■ DATA FOR THIS TASK:

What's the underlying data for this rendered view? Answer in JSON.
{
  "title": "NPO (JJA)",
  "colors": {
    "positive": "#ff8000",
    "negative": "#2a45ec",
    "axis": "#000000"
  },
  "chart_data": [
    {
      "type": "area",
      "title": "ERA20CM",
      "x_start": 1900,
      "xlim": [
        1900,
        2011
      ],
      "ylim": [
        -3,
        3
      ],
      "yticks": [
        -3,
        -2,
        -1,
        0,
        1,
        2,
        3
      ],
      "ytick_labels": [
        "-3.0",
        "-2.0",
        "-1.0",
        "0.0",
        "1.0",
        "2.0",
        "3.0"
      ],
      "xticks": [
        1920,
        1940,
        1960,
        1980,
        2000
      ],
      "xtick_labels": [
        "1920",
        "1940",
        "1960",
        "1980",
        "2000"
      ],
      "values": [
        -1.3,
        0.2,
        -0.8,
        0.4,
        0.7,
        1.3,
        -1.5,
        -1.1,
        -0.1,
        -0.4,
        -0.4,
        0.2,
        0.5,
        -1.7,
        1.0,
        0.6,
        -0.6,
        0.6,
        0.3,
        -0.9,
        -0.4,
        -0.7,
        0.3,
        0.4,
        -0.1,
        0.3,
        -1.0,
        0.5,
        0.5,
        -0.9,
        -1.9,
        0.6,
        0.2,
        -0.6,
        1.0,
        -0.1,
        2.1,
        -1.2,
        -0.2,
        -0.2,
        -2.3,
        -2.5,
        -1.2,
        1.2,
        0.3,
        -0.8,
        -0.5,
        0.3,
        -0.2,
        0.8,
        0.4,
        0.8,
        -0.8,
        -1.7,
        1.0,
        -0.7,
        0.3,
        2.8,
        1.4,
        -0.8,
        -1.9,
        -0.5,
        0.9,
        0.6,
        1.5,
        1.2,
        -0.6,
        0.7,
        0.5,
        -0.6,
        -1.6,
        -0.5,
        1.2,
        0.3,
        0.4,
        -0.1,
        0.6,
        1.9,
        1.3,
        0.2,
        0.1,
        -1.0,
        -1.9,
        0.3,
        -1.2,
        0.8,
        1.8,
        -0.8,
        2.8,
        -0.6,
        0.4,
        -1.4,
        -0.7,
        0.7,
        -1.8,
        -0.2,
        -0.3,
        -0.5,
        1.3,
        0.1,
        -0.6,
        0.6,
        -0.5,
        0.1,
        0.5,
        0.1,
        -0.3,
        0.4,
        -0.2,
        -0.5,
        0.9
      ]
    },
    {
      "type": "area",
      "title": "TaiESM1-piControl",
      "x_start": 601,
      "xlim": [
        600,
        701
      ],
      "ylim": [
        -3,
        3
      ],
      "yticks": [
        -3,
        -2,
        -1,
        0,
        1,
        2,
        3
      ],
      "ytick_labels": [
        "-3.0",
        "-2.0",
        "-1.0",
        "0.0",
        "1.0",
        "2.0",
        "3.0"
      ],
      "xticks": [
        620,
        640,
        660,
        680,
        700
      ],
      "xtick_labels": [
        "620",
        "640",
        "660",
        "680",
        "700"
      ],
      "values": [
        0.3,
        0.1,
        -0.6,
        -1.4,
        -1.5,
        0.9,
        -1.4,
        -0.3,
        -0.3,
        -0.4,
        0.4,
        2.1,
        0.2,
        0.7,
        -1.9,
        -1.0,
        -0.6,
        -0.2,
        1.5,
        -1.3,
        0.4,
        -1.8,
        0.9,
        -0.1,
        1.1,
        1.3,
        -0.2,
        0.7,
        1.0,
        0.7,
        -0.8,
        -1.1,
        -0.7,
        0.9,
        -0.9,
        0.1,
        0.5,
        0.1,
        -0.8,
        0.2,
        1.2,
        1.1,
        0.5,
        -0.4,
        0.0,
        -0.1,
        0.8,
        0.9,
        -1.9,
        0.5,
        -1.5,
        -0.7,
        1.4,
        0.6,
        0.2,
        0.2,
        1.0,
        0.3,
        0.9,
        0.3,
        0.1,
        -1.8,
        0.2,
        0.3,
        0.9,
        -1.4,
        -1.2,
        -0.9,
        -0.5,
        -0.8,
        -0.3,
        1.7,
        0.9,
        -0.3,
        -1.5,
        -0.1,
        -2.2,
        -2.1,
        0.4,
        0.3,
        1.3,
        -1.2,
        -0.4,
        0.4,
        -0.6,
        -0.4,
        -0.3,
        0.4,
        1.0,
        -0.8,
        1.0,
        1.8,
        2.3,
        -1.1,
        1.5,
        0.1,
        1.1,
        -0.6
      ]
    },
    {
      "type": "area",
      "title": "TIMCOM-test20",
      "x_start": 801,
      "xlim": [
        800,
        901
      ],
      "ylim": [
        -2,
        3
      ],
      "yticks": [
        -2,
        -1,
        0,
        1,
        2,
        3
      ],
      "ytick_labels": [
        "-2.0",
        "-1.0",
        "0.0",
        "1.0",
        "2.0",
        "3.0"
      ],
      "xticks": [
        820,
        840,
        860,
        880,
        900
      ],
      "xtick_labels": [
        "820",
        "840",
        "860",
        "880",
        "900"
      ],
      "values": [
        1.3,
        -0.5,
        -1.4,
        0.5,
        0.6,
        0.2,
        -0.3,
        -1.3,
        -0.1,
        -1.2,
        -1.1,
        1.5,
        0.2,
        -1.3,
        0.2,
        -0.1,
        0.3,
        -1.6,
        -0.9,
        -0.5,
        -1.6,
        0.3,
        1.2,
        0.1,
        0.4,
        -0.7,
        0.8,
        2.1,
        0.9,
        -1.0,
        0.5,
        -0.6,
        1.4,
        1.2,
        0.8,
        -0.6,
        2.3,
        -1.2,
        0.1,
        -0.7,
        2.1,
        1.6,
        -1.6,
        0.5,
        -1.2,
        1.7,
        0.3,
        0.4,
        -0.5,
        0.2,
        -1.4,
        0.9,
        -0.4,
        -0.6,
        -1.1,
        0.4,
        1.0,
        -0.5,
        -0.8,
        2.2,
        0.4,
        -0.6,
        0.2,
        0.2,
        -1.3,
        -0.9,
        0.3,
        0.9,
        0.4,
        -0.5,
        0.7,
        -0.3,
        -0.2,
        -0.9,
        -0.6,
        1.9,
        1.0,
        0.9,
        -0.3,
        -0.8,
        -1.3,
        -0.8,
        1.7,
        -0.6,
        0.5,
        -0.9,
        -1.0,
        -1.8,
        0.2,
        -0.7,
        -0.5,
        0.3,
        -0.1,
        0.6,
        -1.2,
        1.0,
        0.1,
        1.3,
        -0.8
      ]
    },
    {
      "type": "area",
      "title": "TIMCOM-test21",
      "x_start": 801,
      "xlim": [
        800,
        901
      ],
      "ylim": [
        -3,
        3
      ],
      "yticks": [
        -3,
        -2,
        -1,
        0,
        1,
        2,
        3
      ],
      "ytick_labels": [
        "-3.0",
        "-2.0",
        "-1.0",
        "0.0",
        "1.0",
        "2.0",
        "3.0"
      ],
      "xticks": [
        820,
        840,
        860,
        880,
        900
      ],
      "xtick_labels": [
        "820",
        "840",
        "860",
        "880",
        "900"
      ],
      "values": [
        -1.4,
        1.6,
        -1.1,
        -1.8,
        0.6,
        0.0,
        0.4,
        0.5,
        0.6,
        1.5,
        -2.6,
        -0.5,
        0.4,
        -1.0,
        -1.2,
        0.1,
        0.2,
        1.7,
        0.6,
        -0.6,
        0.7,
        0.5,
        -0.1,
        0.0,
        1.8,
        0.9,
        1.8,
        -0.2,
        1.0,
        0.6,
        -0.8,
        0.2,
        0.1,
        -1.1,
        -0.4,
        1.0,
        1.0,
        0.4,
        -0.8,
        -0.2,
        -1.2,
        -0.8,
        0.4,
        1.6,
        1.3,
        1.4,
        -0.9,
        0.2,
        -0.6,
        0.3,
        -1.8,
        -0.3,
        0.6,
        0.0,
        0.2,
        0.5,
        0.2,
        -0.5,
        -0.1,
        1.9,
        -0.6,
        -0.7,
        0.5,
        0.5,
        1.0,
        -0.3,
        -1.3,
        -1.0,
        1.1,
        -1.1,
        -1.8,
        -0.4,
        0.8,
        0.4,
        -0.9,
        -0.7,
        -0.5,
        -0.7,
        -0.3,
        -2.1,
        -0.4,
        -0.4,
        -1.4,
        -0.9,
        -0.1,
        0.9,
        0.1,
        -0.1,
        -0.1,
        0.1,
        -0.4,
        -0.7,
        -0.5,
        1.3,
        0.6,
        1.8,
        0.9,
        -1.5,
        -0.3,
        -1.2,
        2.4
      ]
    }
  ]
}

■ EXERCISE REQUIREMENTS: Identify the lines that hold the word "TIMCOM". Copy every one of them.

■ RESPONSE TO THE EXERCISE:
      "title": "TIMCOM-test20",
      "title": "TIMCOM-test21",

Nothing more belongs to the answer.